The problem:
Scan the following material for the string "full" and copy each line in which it appears.

Supplied entries:
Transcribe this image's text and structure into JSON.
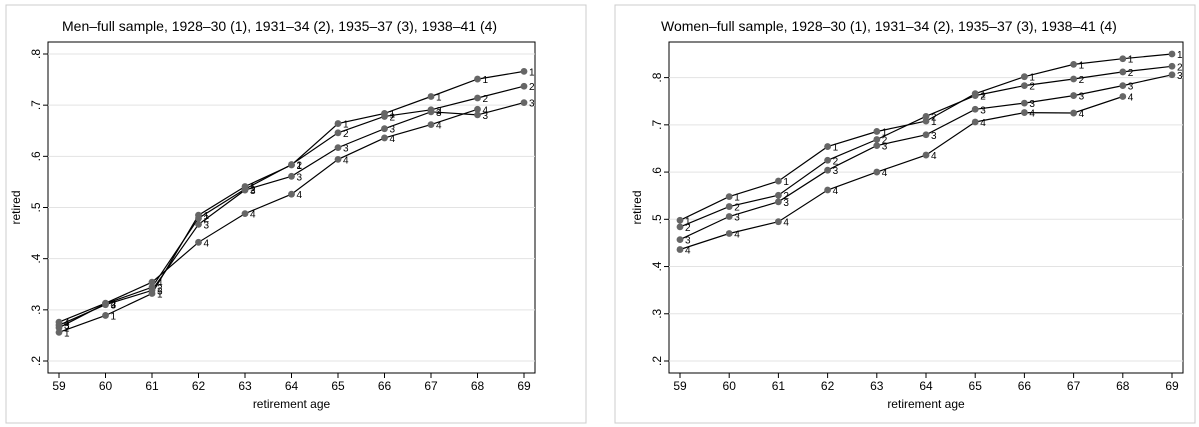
{
  "chart_data": [
    {
      "type": "line",
      "title": "Men–full sample, 1928–30 (1), 1931–34 (2), 1935–37 (3), 1938–41 (4)",
      "xlabel": "retirement age",
      "ylabel": "retired",
      "x": [
        59,
        60,
        61,
        62,
        63,
        64,
        65,
        66,
        67,
        68,
        69
      ],
      "xticks": [
        "59",
        "60",
        "61",
        "62",
        "63",
        "64",
        "65",
        "66",
        "67",
        "68",
        "69"
      ],
      "ylim": [
        0.2,
        0.8
      ],
      "yticks": [
        0.2,
        0.3,
        0.4,
        0.5,
        0.6,
        0.7,
        0.8
      ],
      "ytick_labels": [
        ".2",
        ".3",
        ".4",
        ".5",
        ".6",
        ".7",
        ".8"
      ],
      "grid": true,
      "marker_color": "#666666",
      "line_color": "#000000",
      "series": [
        {
          "label": "1",
          "values": [
            0.256,
            0.289,
            0.332,
            0.485,
            0.541,
            0.583,
            0.664,
            0.684,
            0.717,
            0.751,
            0.766
          ]
        },
        {
          "label": "2",
          "values": [
            0.265,
            0.312,
            0.344,
            0.479,
            0.536,
            0.584,
            0.646,
            0.678,
            0.691,
            0.714,
            0.737
          ]
        },
        {
          "label": "3",
          "values": [
            0.27,
            0.31,
            0.338,
            0.467,
            0.534,
            0.561,
            0.617,
            0.654,
            0.687,
            0.681,
            0.705
          ]
        },
        {
          "label": "4",
          "values": [
            0.276,
            0.313,
            0.354,
            0.432,
            0.488,
            0.526,
            0.594,
            0.636,
            0.662,
            0.692,
            null
          ]
        }
      ]
    },
    {
      "type": "line",
      "title": "Women–full sample, 1928–30 (1), 1931–34 (2), 1935–37 (3), 1938–41 (4)",
      "xlabel": "retirement age",
      "ylabel": "retired",
      "x": [
        59,
        60,
        61,
        62,
        63,
        64,
        65,
        66,
        67,
        68,
        69
      ],
      "xticks": [
        "59",
        "60",
        "61",
        "62",
        "63",
        "64",
        "65",
        "66",
        "67",
        "68",
        "69"
      ],
      "ylim": [
        0.2,
        0.85
      ],
      "yticks": [
        0.2,
        0.3,
        0.4,
        0.5,
        0.6,
        0.7,
        0.8
      ],
      "ytick_labels": [
        ".2",
        ".3",
        ".4",
        ".5",
        ".6",
        ".7",
        ".8"
      ],
      "grid": true,
      "marker_color": "#666666",
      "line_color": "#000000",
      "series": [
        {
          "label": "1",
          "values": [
            0.498,
            0.548,
            0.581,
            0.654,
            0.686,
            0.708,
            0.766,
            0.802,
            0.828,
            0.84,
            0.85
          ]
        },
        {
          "label": "2",
          "values": [
            0.484,
            0.527,
            0.551,
            0.625,
            0.669,
            0.718,
            0.762,
            0.783,
            0.797,
            0.812,
            0.824
          ]
        },
        {
          "label": "3",
          "values": [
            0.457,
            0.506,
            0.537,
            0.604,
            0.656,
            0.679,
            0.733,
            0.746,
            0.762,
            0.783,
            0.806
          ]
        },
        {
          "label": "4",
          "values": [
            0.436,
            0.47,
            0.495,
            0.562,
            0.6,
            0.636,
            0.706,
            0.726,
            0.725,
            0.76,
            null
          ]
        }
      ]
    }
  ]
}
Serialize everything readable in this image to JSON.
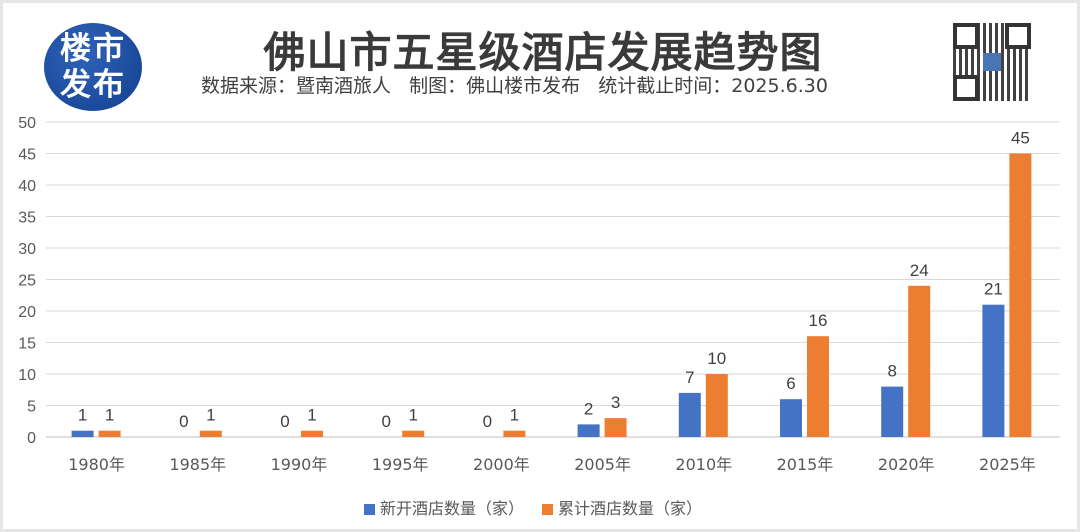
{
  "header": {
    "logo_text": "楼市发布",
    "title": "佛山市五星级酒店发展趋势图",
    "subtitle": "数据来源：暨南酒旅人   制图：佛山楼市发布   统计截止时间：2025.6.30"
  },
  "chart_data": {
    "type": "bar",
    "title": "佛山市五星级酒店发展趋势图",
    "categories": [
      "1980年",
      "1985年",
      "1990年",
      "1995年",
      "2000年",
      "2005年",
      "2010年",
      "2015年",
      "2020年",
      "2025年"
    ],
    "series": [
      {
        "name": "新开酒店数量（家）",
        "color": "#4472C4",
        "values": [
          1,
          0,
          0,
          0,
          0,
          2,
          7,
          6,
          8,
          21
        ]
      },
      {
        "name": "累计酒店数量（家）",
        "color": "#ED7D31",
        "values": [
          1,
          1,
          1,
          1,
          1,
          3,
          10,
          16,
          24,
          45
        ]
      }
    ],
    "ylim": [
      0,
      50
    ],
    "yticks": [
      0,
      5,
      10,
      15,
      20,
      25,
      30,
      35,
      40,
      45,
      50
    ],
    "grid": true,
    "legend": "bottom",
    "data_labels": true
  }
}
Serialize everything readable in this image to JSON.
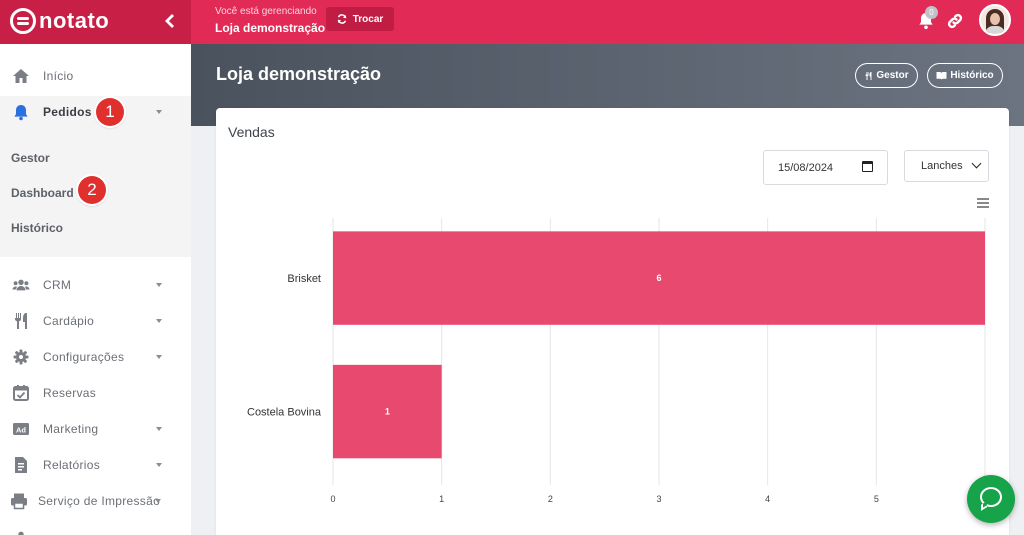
{
  "brand": {
    "name": "notato"
  },
  "topbar": {
    "managing_label": "Você está gerenciando",
    "store_name": "Loja demonstração",
    "switch_label": "Trocar",
    "notification_count": "0"
  },
  "sidebar": {
    "items": [
      {
        "label": "Início",
        "icon": "home-icon"
      },
      {
        "label": "Pedidos",
        "icon": "bell-icon"
      },
      {
        "label": "CRM",
        "icon": "users-icon"
      },
      {
        "label": "Cardápio",
        "icon": "utensils-icon"
      },
      {
        "label": "Configurações",
        "icon": "gear-icon"
      },
      {
        "label": "Reservas",
        "icon": "calendar-check-icon"
      },
      {
        "label": "Marketing",
        "icon": "ad-icon"
      },
      {
        "label": "Relatórios",
        "icon": "report-icon"
      },
      {
        "label": "Serviço de Impressão",
        "icon": "printer-icon"
      }
    ],
    "pedidos_sub": [
      {
        "label": "Gestor"
      },
      {
        "label": "Dashboard"
      },
      {
        "label": "Histórico"
      }
    ]
  },
  "steps": [
    "1",
    "2"
  ],
  "header": {
    "title": "Loja demonstração",
    "gestor_label": "Gestor",
    "historico_label": "Histórico"
  },
  "card": {
    "title": "Vendas",
    "date_value": "15/08/2024",
    "category_value": "Lanches"
  },
  "colors": {
    "accent": "#e22a57",
    "bar": "#e84a6f",
    "chat": "#16a34a"
  },
  "chart_data": {
    "type": "bar",
    "orientation": "horizontal",
    "categories": [
      "Brisket",
      "Costela Bovina"
    ],
    "values": [
      6,
      1
    ],
    "data_labels": [
      "6",
      "1"
    ],
    "xlim": [
      0,
      6
    ],
    "x_ticks": [
      "0",
      "1",
      "2",
      "3",
      "4",
      "5"
    ],
    "grid": true,
    "title": "",
    "xlabel": "",
    "ylabel": ""
  }
}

Written response:
      "title": "Men–full sample, 1928–30 (1), 1931–34 (2), 1935–37 (3), 1938–41 (4)",
      "title": "Women–full sample, 1928–30 (1), 1931–34 (2), 1935–37 (3), 1938–41 (4)",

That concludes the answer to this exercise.